--- DATA FOR PROCESSING ---

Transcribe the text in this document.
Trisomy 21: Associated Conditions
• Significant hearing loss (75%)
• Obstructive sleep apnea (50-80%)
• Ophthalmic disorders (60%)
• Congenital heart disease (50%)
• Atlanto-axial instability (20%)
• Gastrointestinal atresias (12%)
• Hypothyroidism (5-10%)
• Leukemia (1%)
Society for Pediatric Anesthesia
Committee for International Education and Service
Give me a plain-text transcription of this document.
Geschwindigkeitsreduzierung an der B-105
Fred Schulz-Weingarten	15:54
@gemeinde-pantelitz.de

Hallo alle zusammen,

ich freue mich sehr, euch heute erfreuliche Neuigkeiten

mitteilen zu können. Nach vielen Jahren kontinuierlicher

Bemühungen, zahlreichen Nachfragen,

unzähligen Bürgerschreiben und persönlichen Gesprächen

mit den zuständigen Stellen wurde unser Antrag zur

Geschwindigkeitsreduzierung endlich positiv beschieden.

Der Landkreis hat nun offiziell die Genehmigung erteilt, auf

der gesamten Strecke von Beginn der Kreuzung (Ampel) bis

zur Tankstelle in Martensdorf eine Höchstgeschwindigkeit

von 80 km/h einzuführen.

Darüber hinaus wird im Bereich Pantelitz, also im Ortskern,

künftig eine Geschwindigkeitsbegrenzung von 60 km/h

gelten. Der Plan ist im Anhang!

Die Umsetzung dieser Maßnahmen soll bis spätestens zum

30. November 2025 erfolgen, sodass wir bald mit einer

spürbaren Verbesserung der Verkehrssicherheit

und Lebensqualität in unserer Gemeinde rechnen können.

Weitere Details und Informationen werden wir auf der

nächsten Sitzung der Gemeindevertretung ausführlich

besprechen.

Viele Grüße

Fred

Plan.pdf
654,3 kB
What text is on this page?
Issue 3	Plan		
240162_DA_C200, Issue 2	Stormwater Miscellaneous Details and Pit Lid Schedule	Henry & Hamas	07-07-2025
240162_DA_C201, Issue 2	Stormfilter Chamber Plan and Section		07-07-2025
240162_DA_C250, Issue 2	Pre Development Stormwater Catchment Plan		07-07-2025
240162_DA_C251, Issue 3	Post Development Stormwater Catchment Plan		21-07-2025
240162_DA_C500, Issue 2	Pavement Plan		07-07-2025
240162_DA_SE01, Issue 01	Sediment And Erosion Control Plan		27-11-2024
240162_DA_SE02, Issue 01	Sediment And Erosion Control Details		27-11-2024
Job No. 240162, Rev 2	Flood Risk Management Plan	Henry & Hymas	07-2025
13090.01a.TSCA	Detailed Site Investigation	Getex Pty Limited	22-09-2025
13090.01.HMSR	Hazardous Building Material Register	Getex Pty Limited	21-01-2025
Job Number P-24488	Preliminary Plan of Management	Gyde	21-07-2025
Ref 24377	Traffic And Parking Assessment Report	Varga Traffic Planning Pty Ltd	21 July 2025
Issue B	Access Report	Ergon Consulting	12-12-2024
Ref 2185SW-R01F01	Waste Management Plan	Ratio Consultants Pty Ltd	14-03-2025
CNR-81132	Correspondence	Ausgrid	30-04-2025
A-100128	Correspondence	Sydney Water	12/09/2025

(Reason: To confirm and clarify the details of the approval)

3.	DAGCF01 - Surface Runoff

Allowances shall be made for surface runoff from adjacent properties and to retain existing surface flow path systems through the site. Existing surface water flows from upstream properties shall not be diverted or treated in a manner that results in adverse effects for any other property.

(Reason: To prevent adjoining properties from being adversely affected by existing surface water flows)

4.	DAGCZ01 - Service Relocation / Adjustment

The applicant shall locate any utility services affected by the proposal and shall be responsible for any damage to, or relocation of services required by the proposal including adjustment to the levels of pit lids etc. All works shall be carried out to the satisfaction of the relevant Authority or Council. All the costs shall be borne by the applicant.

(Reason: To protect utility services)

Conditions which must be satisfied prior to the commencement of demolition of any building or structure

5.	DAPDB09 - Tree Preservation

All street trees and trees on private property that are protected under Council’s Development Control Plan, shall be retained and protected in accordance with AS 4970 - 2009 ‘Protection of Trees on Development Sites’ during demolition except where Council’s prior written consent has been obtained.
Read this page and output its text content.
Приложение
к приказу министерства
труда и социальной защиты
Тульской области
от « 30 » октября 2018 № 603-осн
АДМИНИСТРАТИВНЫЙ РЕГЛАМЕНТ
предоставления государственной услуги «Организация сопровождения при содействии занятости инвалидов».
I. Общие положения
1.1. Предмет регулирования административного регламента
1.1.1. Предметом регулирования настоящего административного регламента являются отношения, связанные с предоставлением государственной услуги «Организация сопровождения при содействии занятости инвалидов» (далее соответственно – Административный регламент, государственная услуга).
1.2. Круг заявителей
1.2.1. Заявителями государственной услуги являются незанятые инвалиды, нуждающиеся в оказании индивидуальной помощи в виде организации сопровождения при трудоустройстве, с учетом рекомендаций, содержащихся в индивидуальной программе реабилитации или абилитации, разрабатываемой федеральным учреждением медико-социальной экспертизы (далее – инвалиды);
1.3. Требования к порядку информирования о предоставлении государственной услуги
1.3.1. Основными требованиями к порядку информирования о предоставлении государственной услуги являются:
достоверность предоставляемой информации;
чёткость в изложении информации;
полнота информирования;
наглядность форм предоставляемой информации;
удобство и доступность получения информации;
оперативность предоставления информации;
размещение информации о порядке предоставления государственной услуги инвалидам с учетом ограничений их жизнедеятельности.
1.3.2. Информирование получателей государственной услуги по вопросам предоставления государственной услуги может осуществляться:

---

▸ **WHAT YOU HAVE TO DO**: From the listing above, find the number of lines with the word "properties" in them. Answer with the number only.

▸ **SOLUTION TO THE PROBLEM**: 2